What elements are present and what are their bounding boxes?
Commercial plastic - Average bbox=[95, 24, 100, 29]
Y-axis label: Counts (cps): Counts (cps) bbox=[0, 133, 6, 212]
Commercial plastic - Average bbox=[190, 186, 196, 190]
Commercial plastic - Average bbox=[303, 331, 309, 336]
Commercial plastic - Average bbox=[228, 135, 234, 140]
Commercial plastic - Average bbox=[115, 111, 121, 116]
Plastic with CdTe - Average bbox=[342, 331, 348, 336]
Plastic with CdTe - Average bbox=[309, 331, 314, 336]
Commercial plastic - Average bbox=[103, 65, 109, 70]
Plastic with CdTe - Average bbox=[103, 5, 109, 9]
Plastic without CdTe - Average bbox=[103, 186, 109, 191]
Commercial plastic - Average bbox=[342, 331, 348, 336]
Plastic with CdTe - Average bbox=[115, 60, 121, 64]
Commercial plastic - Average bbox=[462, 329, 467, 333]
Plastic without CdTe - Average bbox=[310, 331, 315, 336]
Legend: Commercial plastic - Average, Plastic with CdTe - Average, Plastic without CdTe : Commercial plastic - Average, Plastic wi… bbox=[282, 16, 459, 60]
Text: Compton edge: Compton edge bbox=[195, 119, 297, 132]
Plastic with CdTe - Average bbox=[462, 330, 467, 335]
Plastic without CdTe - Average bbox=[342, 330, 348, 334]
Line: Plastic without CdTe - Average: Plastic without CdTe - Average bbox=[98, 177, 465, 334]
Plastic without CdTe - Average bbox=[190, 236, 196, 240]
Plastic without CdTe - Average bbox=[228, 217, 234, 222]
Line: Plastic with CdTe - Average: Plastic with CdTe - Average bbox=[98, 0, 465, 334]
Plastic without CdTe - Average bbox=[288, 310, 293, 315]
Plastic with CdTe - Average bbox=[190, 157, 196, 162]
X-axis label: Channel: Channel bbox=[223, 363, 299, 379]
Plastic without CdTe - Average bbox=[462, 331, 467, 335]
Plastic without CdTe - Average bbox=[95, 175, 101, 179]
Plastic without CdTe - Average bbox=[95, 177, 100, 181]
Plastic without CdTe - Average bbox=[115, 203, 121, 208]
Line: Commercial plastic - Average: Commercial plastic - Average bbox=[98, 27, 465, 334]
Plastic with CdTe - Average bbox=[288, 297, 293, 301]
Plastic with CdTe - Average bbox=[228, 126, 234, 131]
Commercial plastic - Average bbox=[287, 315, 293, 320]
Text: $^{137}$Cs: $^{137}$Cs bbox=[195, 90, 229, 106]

--------------------------------------------------

→ **Task requirements**: Can you give these rows again, swapping every "Commercial plastic" for "Reference plastic" and leaving everything else as it is?

→ **In response**:
What elements are present and what are their bounding boxes?
Reference plastic - Average bbox=[95, 24, 100, 29]
Y-axis label: Counts (cps): Counts (cps) bbox=[0, 133, 6, 212]
Reference plastic - Average bbox=[190, 186, 196, 190]
Reference plastic - Average bbox=[303, 331, 309, 336]
Reference plastic - Average bbox=[228, 135, 234, 140]
Reference plastic - Average bbox=[115, 111, 121, 116]
Plastic with CdTe - Average bbox=[342, 331, 348, 336]
Plastic with CdTe - Average bbox=[309, 331, 314, 336]
Reference plastic - Average bbox=[103, 65, 109, 70]
Plastic with CdTe - Average bbox=[103, 5, 109, 9]
Plastic without CdTe - Average bbox=[103, 186, 109, 191]
Reference plastic - Average bbox=[342, 331, 348, 336]
Plastic with CdTe - Average bbox=[115, 60, 121, 64]
Reference plastic - Average bbox=[462, 329, 467, 333]
Plastic without CdTe - Average bbox=[310, 331, 315, 336]
Legend: Reference plastic - Average, Plastic with CdTe - Average, Plastic without CdTe : Reference plastic - Average, Plastic wi… bbox=[282, 16, 459, 60]
Text: Compton edge: Compton edge bbox=[195, 119, 297, 132]
Plastic with CdTe - Average bbox=[462, 330, 467, 335]
Plastic without CdTe - Average bbox=[342, 330, 348, 334]
Line: Plastic without CdTe - Average: Plastic without CdTe - Average bbox=[98, 177, 465, 334]
Plastic without CdTe - Average bbox=[190, 236, 196, 240]
Plastic without CdTe - Average bbox=[228, 217, 234, 222]
Line: Plastic with CdTe - Average: Plastic with CdTe - Average bbox=[98, 0, 465, 334]
Plastic without CdTe - Average bbox=[288, 310, 293, 315]
Plastic with CdTe - Average bbox=[190, 157, 196, 162]
X-axis label: Channel: Channel bbox=[223, 363, 299, 379]
Plastic without CdTe - Average bbox=[462, 331, 467, 335]
Plastic without CdTe - Average bbox=[95, 175, 101, 179]
Plastic without CdTe - Average bbox=[95, 177, 100, 181]
Plastic without CdTe - Average bbox=[115, 203, 121, 208]
Line: Reference plastic - Average: Reference plastic - Average bbox=[98, 27, 465, 334]
Plastic with CdTe - Average bbox=[288, 297, 293, 301]
Plastic with CdTe - Average bbox=[228, 126, 234, 131]
Reference plastic - Average bbox=[287, 315, 293, 320]
Text: $^{137}$Cs: $^{137}$Cs bbox=[195, 90, 229, 106]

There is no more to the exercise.